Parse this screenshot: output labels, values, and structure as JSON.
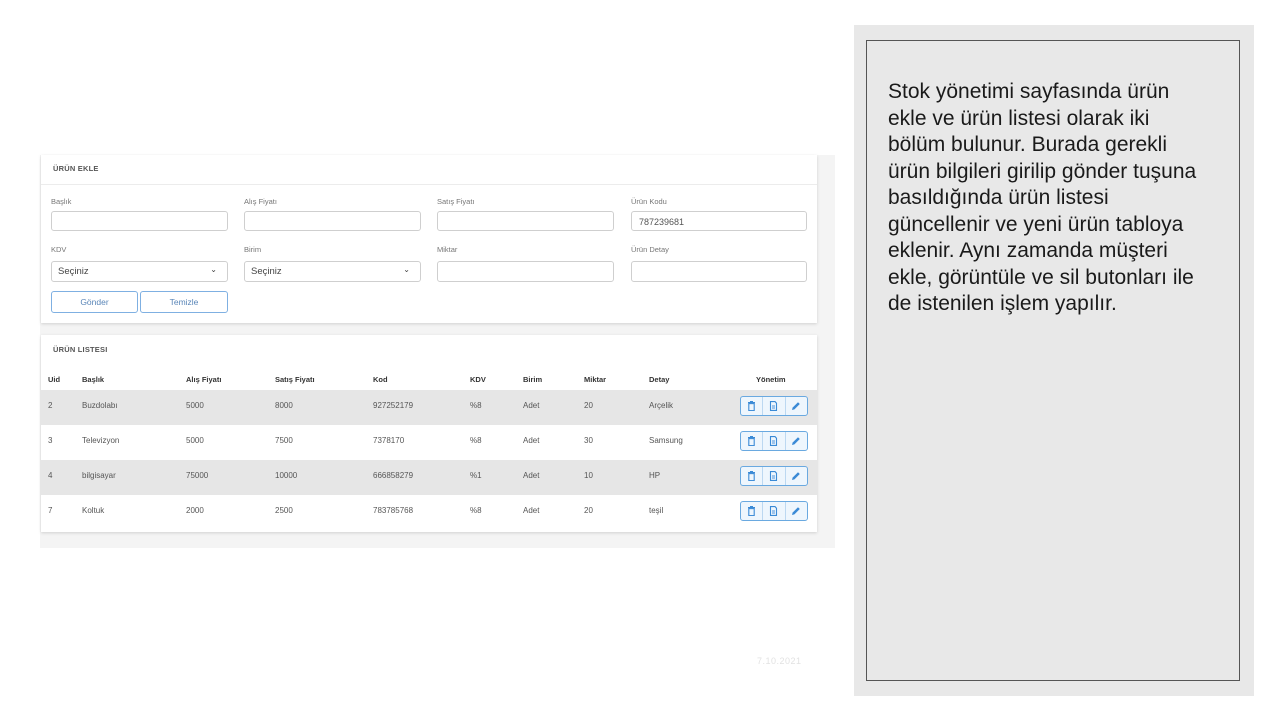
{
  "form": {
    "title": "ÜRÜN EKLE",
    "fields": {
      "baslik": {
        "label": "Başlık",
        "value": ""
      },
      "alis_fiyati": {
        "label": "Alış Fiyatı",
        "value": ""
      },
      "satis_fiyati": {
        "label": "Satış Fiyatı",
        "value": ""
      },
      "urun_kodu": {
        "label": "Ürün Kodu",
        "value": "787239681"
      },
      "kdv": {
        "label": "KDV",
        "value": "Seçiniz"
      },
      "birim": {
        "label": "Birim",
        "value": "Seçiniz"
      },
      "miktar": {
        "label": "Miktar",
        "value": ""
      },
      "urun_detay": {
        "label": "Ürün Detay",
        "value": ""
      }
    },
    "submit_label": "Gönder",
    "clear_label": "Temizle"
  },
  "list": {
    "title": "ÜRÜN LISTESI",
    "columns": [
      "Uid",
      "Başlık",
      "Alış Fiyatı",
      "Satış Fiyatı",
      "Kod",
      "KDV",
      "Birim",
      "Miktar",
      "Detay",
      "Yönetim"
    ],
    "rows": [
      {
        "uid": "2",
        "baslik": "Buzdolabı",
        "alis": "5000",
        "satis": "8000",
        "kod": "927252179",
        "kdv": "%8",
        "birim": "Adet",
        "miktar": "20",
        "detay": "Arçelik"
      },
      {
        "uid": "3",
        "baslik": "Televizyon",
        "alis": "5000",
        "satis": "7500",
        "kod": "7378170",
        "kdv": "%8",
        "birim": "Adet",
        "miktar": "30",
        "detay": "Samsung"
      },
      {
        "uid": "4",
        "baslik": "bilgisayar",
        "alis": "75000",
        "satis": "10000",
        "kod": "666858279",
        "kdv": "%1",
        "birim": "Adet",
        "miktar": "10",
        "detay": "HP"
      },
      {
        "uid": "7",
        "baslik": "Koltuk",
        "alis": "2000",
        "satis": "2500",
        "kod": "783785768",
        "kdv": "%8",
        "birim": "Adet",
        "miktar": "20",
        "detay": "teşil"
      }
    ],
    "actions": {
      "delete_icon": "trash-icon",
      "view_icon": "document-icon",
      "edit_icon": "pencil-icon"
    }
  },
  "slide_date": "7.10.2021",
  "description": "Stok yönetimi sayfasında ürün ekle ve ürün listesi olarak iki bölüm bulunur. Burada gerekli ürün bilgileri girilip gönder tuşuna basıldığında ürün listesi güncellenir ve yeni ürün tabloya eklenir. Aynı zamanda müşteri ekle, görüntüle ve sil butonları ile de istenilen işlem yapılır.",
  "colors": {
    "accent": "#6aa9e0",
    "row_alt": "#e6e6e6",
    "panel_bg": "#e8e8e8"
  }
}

##############################

REQUIRED WORK => Exclude the pictures, and transcribe all of the material exactly.

THE RESPONSE =>
Parse this screenshot: output labels, values, and structure as JSON.
{
  "form": {
    "title": "ÜRÜN EKLE",
    "fields": {
      "baslik": {
        "label": "Başlık",
        "value": ""
      },
      "alis_fiyati": {
        "label": "Alış Fiyatı",
        "value": ""
      },
      "satis_fiyati": {
        "label": "Satış Fiyatı",
        "value": ""
      },
      "urun_kodu": {
        "label": "Ürün Kodu",
        "value": "787239681"
      },
      "kdv": {
        "label": "KDV",
        "value": "Seçiniz"
      },
      "birim": {
        "label": "Birim",
        "value": "Seçiniz"
      },
      "miktar": {
        "label": "Miktar",
        "value": ""
      },
      "urun_detay": {
        "label": "Ürün Detay",
        "value": ""
      }
    },
    "submit_label": "Gönder",
    "clear_label": "Temizle"
  },
  "list": {
    "title": "ÜRÜN LISTESI",
    "columns": [
      "Uid",
      "Başlık",
      "Alış Fiyatı",
      "Satış Fiyatı",
      "Kod",
      "KDV",
      "Birim",
      "Miktar",
      "Detay",
      "Yönetim"
    ],
    "rows": [
      {
        "uid": "2",
        "baslik": "Buzdolabı",
        "alis": "5000",
        "satis": "8000",
        "kod": "927252179",
        "kdv": "%8",
        "birim": "Adet",
        "miktar": "20",
        "detay": "Arçelik"
      },
      {
        "uid": "3",
        "baslik": "Televizyon",
        "alis": "5000",
        "satis": "7500",
        "kod": "7378170",
        "kdv": "%8",
        "birim": "Adet",
        "miktar": "30",
        "detay": "Samsung"
      },
      {
        "uid": "4",
        "baslik": "bilgisayar",
        "alis": "75000",
        "satis": "10000",
        "kod": "666858279",
        "kdv": "%1",
        "birim": "Adet",
        "miktar": "10",
        "detay": "HP"
      },
      {
        "uid": "7",
        "baslik": "Koltuk",
        "alis": "2000",
        "satis": "2500",
        "kod": "783785768",
        "kdv": "%8",
        "birim": "Adet",
        "miktar": "20",
        "detay": "teşil"
      }
    ],
    "actions": {
      "delete_icon": "trash-icon",
      "view_icon": "document-icon",
      "edit_icon": "pencil-icon"
    }
  },
  "slide_date": "7.10.2021",
  "description": "Stok yönetimi sayfasında ürün ekle ve ürün listesi olarak iki bölüm bulunur. Burada gerekli ürün bilgileri girilip gönder tuşuna basıldığında ürün listesi güncellenir ve yeni ürün tabloya eklenir. Aynı zamanda müşteri ekle, görüntüle ve sil butonları ile de istenilen işlem yapılır.",
  "colors": {
    "accent": "#6aa9e0",
    "row_alt": "#e6e6e6",
    "panel_bg": "#e8e8e8"
  }
}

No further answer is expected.